__GIVEN PROBLEM__
Rewrite everything from the line containing "photo-children-on-mat-indoors (313, 252, 472, 437)" down to the line containing "title-line-2: Barnoota Sadarkaa" in the records below, replacing "subtitle" with "caption" and leaving all else unchanged. Give only those lines.

__SUPPLIED ENTRIES__
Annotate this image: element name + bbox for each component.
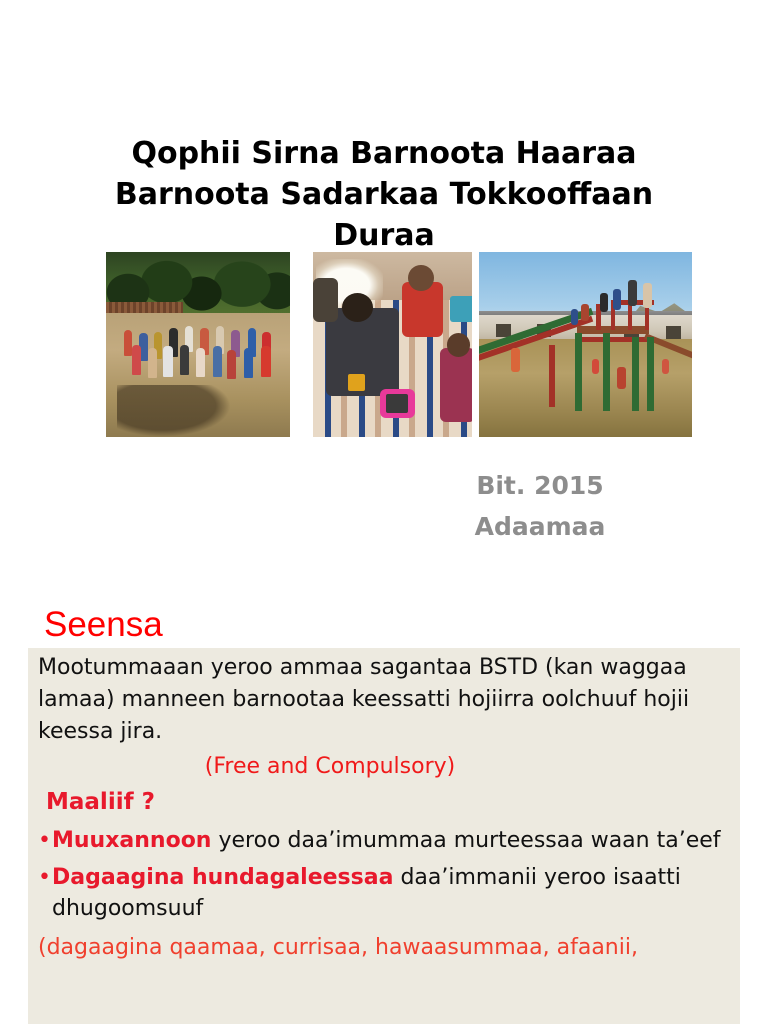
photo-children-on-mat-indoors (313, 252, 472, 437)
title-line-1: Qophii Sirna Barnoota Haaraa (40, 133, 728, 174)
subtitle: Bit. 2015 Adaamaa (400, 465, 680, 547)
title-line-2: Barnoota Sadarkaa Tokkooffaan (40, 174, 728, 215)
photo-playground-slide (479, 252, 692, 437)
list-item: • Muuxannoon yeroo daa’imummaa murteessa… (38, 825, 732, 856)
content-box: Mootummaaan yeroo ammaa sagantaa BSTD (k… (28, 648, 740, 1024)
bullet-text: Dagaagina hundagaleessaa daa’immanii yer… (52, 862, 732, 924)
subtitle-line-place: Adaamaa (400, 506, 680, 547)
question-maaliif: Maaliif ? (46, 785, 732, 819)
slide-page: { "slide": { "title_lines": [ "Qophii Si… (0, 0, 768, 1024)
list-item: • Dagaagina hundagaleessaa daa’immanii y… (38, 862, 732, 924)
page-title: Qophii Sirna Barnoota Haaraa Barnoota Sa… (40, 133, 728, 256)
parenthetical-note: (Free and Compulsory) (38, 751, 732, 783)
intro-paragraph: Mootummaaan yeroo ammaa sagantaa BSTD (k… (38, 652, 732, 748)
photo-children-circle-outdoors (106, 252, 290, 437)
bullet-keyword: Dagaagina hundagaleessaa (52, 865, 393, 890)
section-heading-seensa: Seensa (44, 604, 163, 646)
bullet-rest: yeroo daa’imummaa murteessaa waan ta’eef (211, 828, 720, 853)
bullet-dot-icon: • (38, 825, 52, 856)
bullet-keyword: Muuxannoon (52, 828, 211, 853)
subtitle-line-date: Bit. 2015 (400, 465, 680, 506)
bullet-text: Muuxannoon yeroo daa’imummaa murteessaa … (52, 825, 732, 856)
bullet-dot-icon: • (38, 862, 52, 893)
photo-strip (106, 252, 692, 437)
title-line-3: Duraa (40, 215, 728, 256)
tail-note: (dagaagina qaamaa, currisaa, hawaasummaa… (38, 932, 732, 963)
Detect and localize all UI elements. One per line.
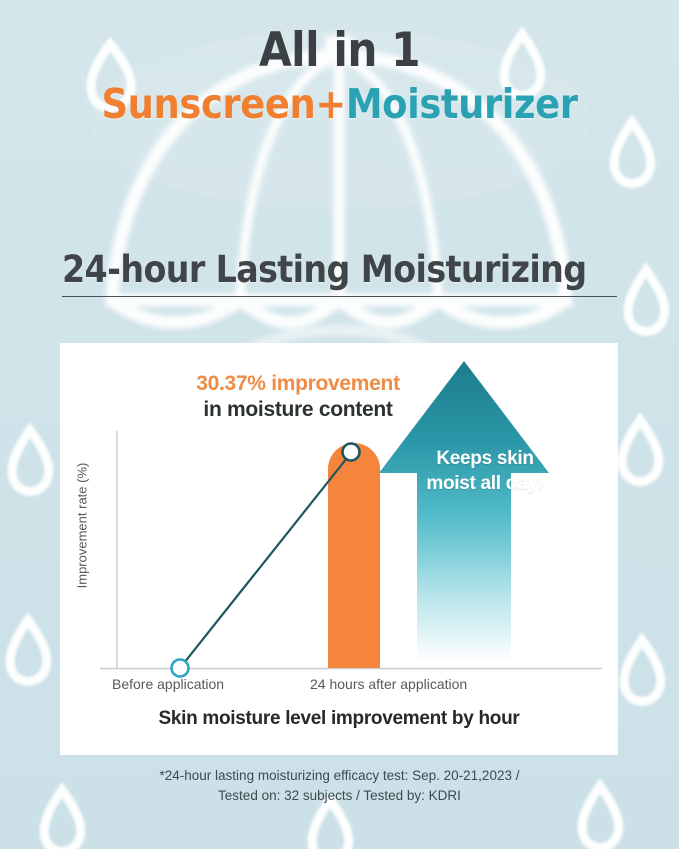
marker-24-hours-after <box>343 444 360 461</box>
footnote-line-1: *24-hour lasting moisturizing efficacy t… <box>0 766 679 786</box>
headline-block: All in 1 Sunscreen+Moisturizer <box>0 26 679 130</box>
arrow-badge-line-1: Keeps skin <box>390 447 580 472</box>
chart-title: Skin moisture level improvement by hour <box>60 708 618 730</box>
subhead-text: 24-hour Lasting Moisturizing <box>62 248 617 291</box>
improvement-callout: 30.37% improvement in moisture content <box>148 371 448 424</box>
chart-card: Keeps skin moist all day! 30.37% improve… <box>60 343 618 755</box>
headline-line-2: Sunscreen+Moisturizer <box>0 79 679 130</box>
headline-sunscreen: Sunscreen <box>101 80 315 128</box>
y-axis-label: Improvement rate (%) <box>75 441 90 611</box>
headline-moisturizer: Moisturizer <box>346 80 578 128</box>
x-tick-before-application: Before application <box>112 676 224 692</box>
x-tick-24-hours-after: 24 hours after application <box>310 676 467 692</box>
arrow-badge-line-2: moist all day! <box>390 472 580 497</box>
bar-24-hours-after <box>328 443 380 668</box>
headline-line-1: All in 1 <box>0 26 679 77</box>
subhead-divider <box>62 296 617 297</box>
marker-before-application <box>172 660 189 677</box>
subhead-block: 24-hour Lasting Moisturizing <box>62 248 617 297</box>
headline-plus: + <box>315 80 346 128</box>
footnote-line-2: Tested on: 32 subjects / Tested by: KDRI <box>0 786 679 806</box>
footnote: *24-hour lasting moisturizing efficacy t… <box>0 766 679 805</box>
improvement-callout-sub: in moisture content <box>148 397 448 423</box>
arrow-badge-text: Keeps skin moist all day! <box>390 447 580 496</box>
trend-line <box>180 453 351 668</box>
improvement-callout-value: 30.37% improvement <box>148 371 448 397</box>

__REPLY__
photo-children-on-mat-indoors (313, 252, 472, 437)
title-line-1: Qophii Sirna Barnoota Haaraa (40, 133, 728, 174)
caption: Bit. 2015 Adaamaa (400, 465, 680, 547)
title-line-2: Barnoota Sadarkaa Tokkooffaan (40, 174, 728, 215)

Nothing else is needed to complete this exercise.